The problem :: All entries must be repeated exactly; do not include the pictures.

::: Information supplied

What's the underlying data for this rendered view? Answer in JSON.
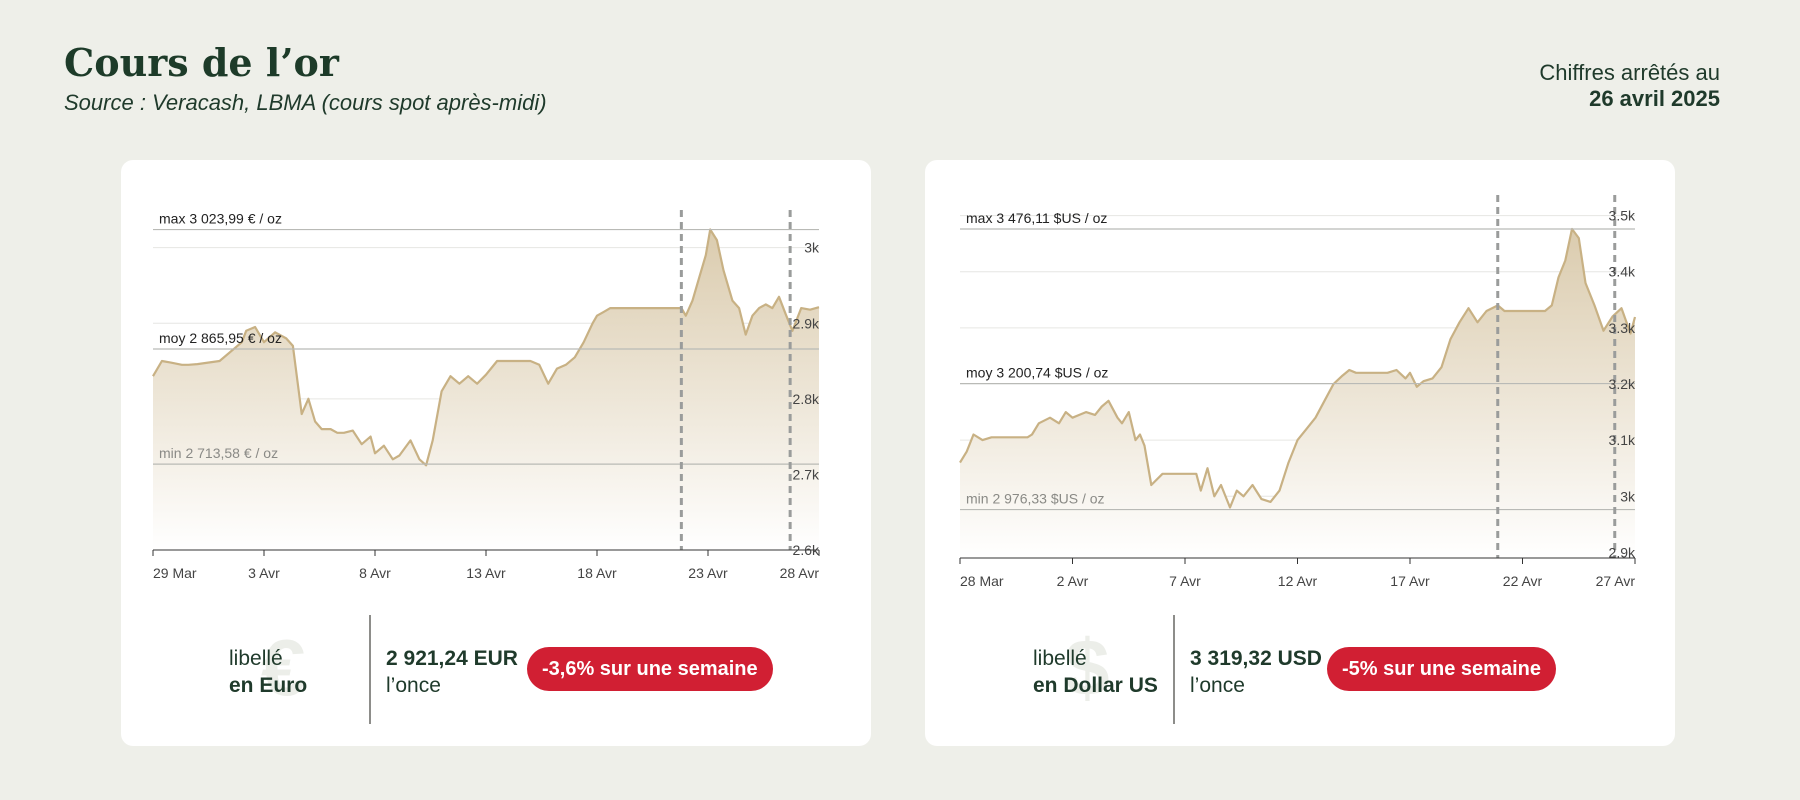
{
  "header": {
    "title": "Cours de l’or",
    "subtitle": "Source : Veracash, LBMA (cours spot après-midi)",
    "asof_label": "Chiffres arrêtés au",
    "asof_date": "26 avril 2025"
  },
  "colors": {
    "line": "#c8b184",
    "fill_top": "#d9c9aa",
    "badge": "#d11f33",
    "marker": "#9a9c9b"
  },
  "chart_data": [
    {
      "type": "area",
      "currency_label": "libellé",
      "currency_name": "en Euro",
      "currency_icon": "euro-icon",
      "ylim": [
        2600,
        3030
      ],
      "y_ticks": [
        2600,
        2700,
        2800,
        2900,
        3000
      ],
      "y_tick_labels": [
        "2.6k",
        "2.7k",
        "2.8k",
        "2.9k",
        "3k"
      ],
      "x_tick_labels": [
        "29 Mar",
        "3 Avr",
        "8 Avr",
        "13 Avr",
        "18 Avr",
        "23 Avr",
        "28 Avr"
      ],
      "x_tick_days": [
        0,
        5,
        10,
        15,
        20,
        25,
        30
      ],
      "x_range_days": [
        0,
        30
      ],
      "markers_days": [
        23.8,
        28.7
      ],
      "ref_lines": [
        {
          "value": 3023.99,
          "label": "max 3 023,99 € / oz"
        },
        {
          "value": 2865.95,
          "label": "moy 2 865,95 € / oz"
        },
        {
          "value": 2713.58,
          "label": "min 2 713,58 € / oz"
        }
      ],
      "x": [
        0,
        0.4,
        0.8,
        1.3,
        1.6,
        2,
        3,
        4,
        4.2,
        4.6,
        5,
        5.5,
        6,
        6.3,
        6.7,
        7,
        7.3,
        7.6,
        8,
        8.3,
        8.6,
        9,
        9.4,
        9.8,
        10,
        10.4,
        10.8,
        11.1,
        11.6,
        12,
        12.3,
        12.6,
        13,
        13.4,
        13.8,
        14.2,
        14.6,
        15,
        15.5,
        16,
        16.3,
        16.7,
        17,
        17.4,
        17.8,
        18.2,
        18.6,
        19,
        19.4,
        19.8,
        20,
        20.3,
        20.6,
        21,
        21.4,
        21.8,
        22.2,
        22.6,
        23,
        23.4,
        23.8,
        24,
        24.3,
        24.6,
        24.9,
        25.1,
        25.4,
        25.7,
        26.1,
        26.4,
        26.7,
        27,
        27.3,
        27.6,
        27.9,
        28.2,
        28.5,
        28.8,
        29.2,
        29.6,
        30
      ],
      "y": [
        2830,
        2850,
        2848,
        2845,
        2845,
        2846,
        2850,
        2875,
        2890,
        2895,
        2875,
        2888,
        2880,
        2870,
        2780,
        2800,
        2770,
        2760,
        2760,
        2755,
        2755,
        2758,
        2740,
        2750,
        2728,
        2738,
        2720,
        2725,
        2745,
        2720,
        2712,
        2745,
        2810,
        2830,
        2820,
        2830,
        2820,
        2832,
        2850,
        2850,
        2850,
        2850,
        2850,
        2845,
        2820,
        2840,
        2845,
        2855,
        2875,
        2900,
        2910,
        2915,
        2920,
        2920,
        2920,
        2920,
        2920,
        2920,
        2920,
        2920,
        2920,
        2910,
        2930,
        2960,
        2990,
        3023.99,
        3010,
        2970,
        2930,
        2920,
        2885,
        2910,
        2920,
        2925,
        2920,
        2935,
        2912,
        2890,
        2920,
        2918,
        2921.24
      ],
      "current_price": "2 921,24 EUR",
      "unit": "l’once",
      "change": "-3,6% sur une semaine"
    },
    {
      "type": "area",
      "currency_label": "libellé",
      "currency_name": "en Dollar US",
      "currency_icon": "dollar-icon",
      "ylim": [
        2890,
        3510
      ],
      "y_ticks": [
        2900,
        3000,
        3100,
        3200,
        3300,
        3400,
        3500
      ],
      "y_tick_labels": [
        "2.9k",
        "3k",
        "3.1k",
        "3.2k",
        "3.3k",
        "3.4k",
        "3.5k"
      ],
      "x_tick_labels": [
        "28 Mar",
        "2 Avr",
        "7 Avr",
        "12 Avr",
        "17 Avr",
        "22 Avr",
        "27 Avr"
      ],
      "x_tick_days": [
        0,
        5,
        10,
        15,
        20,
        25,
        30
      ],
      "x_range_days": [
        0,
        30
      ],
      "markers_days": [
        23.9,
        29.1
      ],
      "ref_lines": [
        {
          "value": 3476.11,
          "label": "max 3 476,11 $US / oz"
        },
        {
          "value": 3200.74,
          "label": "moy 3 200,74 $US / oz"
        },
        {
          "value": 2976.33,
          "label": "min 2 976,33 $US / oz"
        }
      ],
      "x": [
        0,
        0.3,
        0.6,
        1,
        1.4,
        2,
        3,
        3.2,
        3.5,
        4,
        4.4,
        4.7,
        5,
        5.3,
        5.6,
        6,
        6.3,
        6.6,
        7,
        7.2,
        7.5,
        7.8,
        8,
        8.2,
        8.5,
        9,
        9.5,
        10,
        10.2,
        10.5,
        10.7,
        11,
        11.3,
        11.6,
        12,
        12.3,
        12.6,
        13,
        13.4,
        13.8,
        14.2,
        14.6,
        15,
        15.4,
        15.8,
        16.2,
        16.6,
        17,
        17.3,
        17.6,
        18,
        18.4,
        18.8,
        19,
        19.4,
        19.8,
        20,
        20.3,
        20.6,
        21,
        21.4,
        21.8,
        22.2,
        22.6,
        23,
        23.4,
        23.9,
        24.2,
        24.5,
        24.8,
        25.1,
        25.4,
        25.7,
        26,
        26.3,
        26.6,
        26.9,
        27.2,
        27.5,
        27.8,
        28.2,
        28.6,
        29,
        29.4,
        29.8,
        30
      ],
      "y": [
        3060,
        3080,
        3110,
        3100,
        3105,
        3105,
        3105,
        3110,
        3130,
        3140,
        3130,
        3150,
        3140,
        3145,
        3150,
        3145,
        3160,
        3170,
        3140,
        3130,
        3150,
        3100,
        3110,
        3090,
        3020,
        3040,
        3040,
        3040,
        3040,
        3040,
        3010,
        3050,
        3000,
        3020,
        2980,
        3010,
        3000,
        3020,
        2995,
        2990,
        3010,
        3060,
        3100,
        3120,
        3140,
        3170,
        3200,
        3215,
        3225,
        3220,
        3220,
        3220,
        3220,
        3220,
        3225,
        3210,
        3220,
        3195,
        3205,
        3210,
        3230,
        3280,
        3310,
        3335,
        3310,
        3330,
        3340,
        3330,
        3330,
        3330,
        3330,
        3330,
        3330,
        3330,
        3340,
        3390,
        3420,
        3476.11,
        3460,
        3380,
        3340,
        3295,
        3320,
        3335,
        3290,
        3319.32
      ],
      "current_price": "3 319,32 USD",
      "unit": "l’once",
      "change": "-5% sur une semaine"
    }
  ]
}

::::::

Final result ::
What's the underlying data for this rendered view? Answer in JSON.
{
  "header": {
    "title": "Cours de l’or",
    "subtitle": "Source : Veracash, LBMA (cours spot après-midi)",
    "asof_label": "Chiffres arrêtés au",
    "asof_date": "26 avril 2025"
  },
  "colors": {
    "line": "#c8b184",
    "fill_top": "#d9c9aa",
    "badge": "#d11f33",
    "marker": "#9a9c9b"
  },
  "chart_data": [
    {
      "type": "area",
      "currency_label": "libellé",
      "currency_name": "en Euro",
      "currency_icon": "euro-icon",
      "ylim": [
        2600,
        3030
      ],
      "y_ticks": [
        2600,
        2700,
        2800,
        2900,
        3000
      ],
      "y_tick_labels": [
        "2.6k",
        "2.7k",
        "2.8k",
        "2.9k",
        "3k"
      ],
      "x_tick_labels": [
        "29 Mar",
        "3 Avr",
        "8 Avr",
        "13 Avr",
        "18 Avr",
        "23 Avr",
        "28 Avr"
      ],
      "x_tick_days": [
        0,
        5,
        10,
        15,
        20,
        25,
        30
      ],
      "x_range_days": [
        0,
        30
      ],
      "markers_days": [
        23.8,
        28.7
      ],
      "ref_lines": [
        {
          "value": 3023.99,
          "label": "max 3 023,99 € / oz"
        },
        {
          "value": 2865.95,
          "label": "moy 2 865,95 € / oz"
        },
        {
          "value": 2713.58,
          "label": "min 2 713,58 € / oz"
        }
      ],
      "x": [
        0,
        0.4,
        0.8,
        1.3,
        1.6,
        2,
        3,
        4,
        4.2,
        4.6,
        5,
        5.5,
        6,
        6.3,
        6.7,
        7,
        7.3,
        7.6,
        8,
        8.3,
        8.6,
        9,
        9.4,
        9.8,
        10,
        10.4,
        10.8,
        11.1,
        11.6,
        12,
        12.3,
        12.6,
        13,
        13.4,
        13.8,
        14.2,
        14.6,
        15,
        15.5,
        16,
        16.3,
        16.7,
        17,
        17.4,
        17.8,
        18.2,
        18.6,
        19,
        19.4,
        19.8,
        20,
        20.3,
        20.6,
        21,
        21.4,
        21.8,
        22.2,
        22.6,
        23,
        23.4,
        23.8,
        24,
        24.3,
        24.6,
        24.9,
        25.1,
        25.4,
        25.7,
        26.1,
        26.4,
        26.7,
        27,
        27.3,
        27.6,
        27.9,
        28.2,
        28.5,
        28.8,
        29.2,
        29.6,
        30
      ],
      "y": [
        2830,
        2850,
        2848,
        2845,
        2845,
        2846,
        2850,
        2875,
        2890,
        2895,
        2875,
        2888,
        2880,
        2870,
        2780,
        2800,
        2770,
        2760,
        2760,
        2755,
        2755,
        2758,
        2740,
        2750,
        2728,
        2738,
        2720,
        2725,
        2745,
        2720,
        2712,
        2745,
        2810,
        2830,
        2820,
        2830,
        2820,
        2832,
        2850,
        2850,
        2850,
        2850,
        2850,
        2845,
        2820,
        2840,
        2845,
        2855,
        2875,
        2900,
        2910,
        2915,
        2920,
        2920,
        2920,
        2920,
        2920,
        2920,
        2920,
        2920,
        2920,
        2910,
        2930,
        2960,
        2990,
        3023.99,
        3010,
        2970,
        2930,
        2920,
        2885,
        2910,
        2920,
        2925,
        2920,
        2935,
        2912,
        2890,
        2920,
        2918,
        2921.24
      ],
      "current_price": "2 921,24 EUR",
      "unit": "l’once",
      "change": "-3,6% sur une semaine"
    },
    {
      "type": "area",
      "currency_label": "libellé",
      "currency_name": "en Dollar US",
      "currency_icon": "dollar-icon",
      "ylim": [
        2890,
        3510
      ],
      "y_ticks": [
        2900,
        3000,
        3100,
        3200,
        3300,
        3400,
        3500
      ],
      "y_tick_labels": [
        "2.9k",
        "3k",
        "3.1k",
        "3.2k",
        "3.3k",
        "3.4k",
        "3.5k"
      ],
      "x_tick_labels": [
        "28 Mar",
        "2 Avr",
        "7 Avr",
        "12 Avr",
        "17 Avr",
        "22 Avr",
        "27 Avr"
      ],
      "x_tick_days": [
        0,
        5,
        10,
        15,
        20,
        25,
        30
      ],
      "x_range_days": [
        0,
        30
      ],
      "markers_days": [
        23.9,
        29.1
      ],
      "ref_lines": [
        {
          "value": 3476.11,
          "label": "max 3 476,11 $US / oz"
        },
        {
          "value": 3200.74,
          "label": "moy 3 200,74 $US / oz"
        },
        {
          "value": 2976.33,
          "label": "min 2 976,33 $US / oz"
        }
      ],
      "x": [
        0,
        0.3,
        0.6,
        1,
        1.4,
        2,
        3,
        3.2,
        3.5,
        4,
        4.4,
        4.7,
        5,
        5.3,
        5.6,
        6,
        6.3,
        6.6,
        7,
        7.2,
        7.5,
        7.8,
        8,
        8.2,
        8.5,
        9,
        9.5,
        10,
        10.2,
        10.5,
        10.7,
        11,
        11.3,
        11.6,
        12,
        12.3,
        12.6,
        13,
        13.4,
        13.8,
        14.2,
        14.6,
        15,
        15.4,
        15.8,
        16.2,
        16.6,
        17,
        17.3,
        17.6,
        18,
        18.4,
        18.8,
        19,
        19.4,
        19.8,
        20,
        20.3,
        20.6,
        21,
        21.4,
        21.8,
        22.2,
        22.6,
        23,
        23.4,
        23.9,
        24.2,
        24.5,
        24.8,
        25.1,
        25.4,
        25.7,
        26,
        26.3,
        26.6,
        26.9,
        27.2,
        27.5,
        27.8,
        28.2,
        28.6,
        29,
        29.4,
        29.8,
        30
      ],
      "y": [
        3060,
        3080,
        3110,
        3100,
        3105,
        3105,
        3105,
        3110,
        3130,
        3140,
        3130,
        3150,
        3140,
        3145,
        3150,
        3145,
        3160,
        3170,
        3140,
        3130,
        3150,
        3100,
        3110,
        3090,
        3020,
        3040,
        3040,
        3040,
        3040,
        3040,
        3010,
        3050,
        3000,
        3020,
        2980,
        3010,
        3000,
        3020,
        2995,
        2990,
        3010,
        3060,
        3100,
        3120,
        3140,
        3170,
        3200,
        3215,
        3225,
        3220,
        3220,
        3220,
        3220,
        3220,
        3225,
        3210,
        3220,
        3195,
        3205,
        3210,
        3230,
        3280,
        3310,
        3335,
        3310,
        3330,
        3340,
        3330,
        3330,
        3330,
        3330,
        3330,
        3330,
        3330,
        3340,
        3390,
        3420,
        3476.11,
        3460,
        3380,
        3340,
        3295,
        3320,
        3335,
        3290,
        3319.32
      ],
      "current_price": "3 319,32 USD",
      "unit": "l’once",
      "change": "-5% sur une semaine"
    }
  ]
}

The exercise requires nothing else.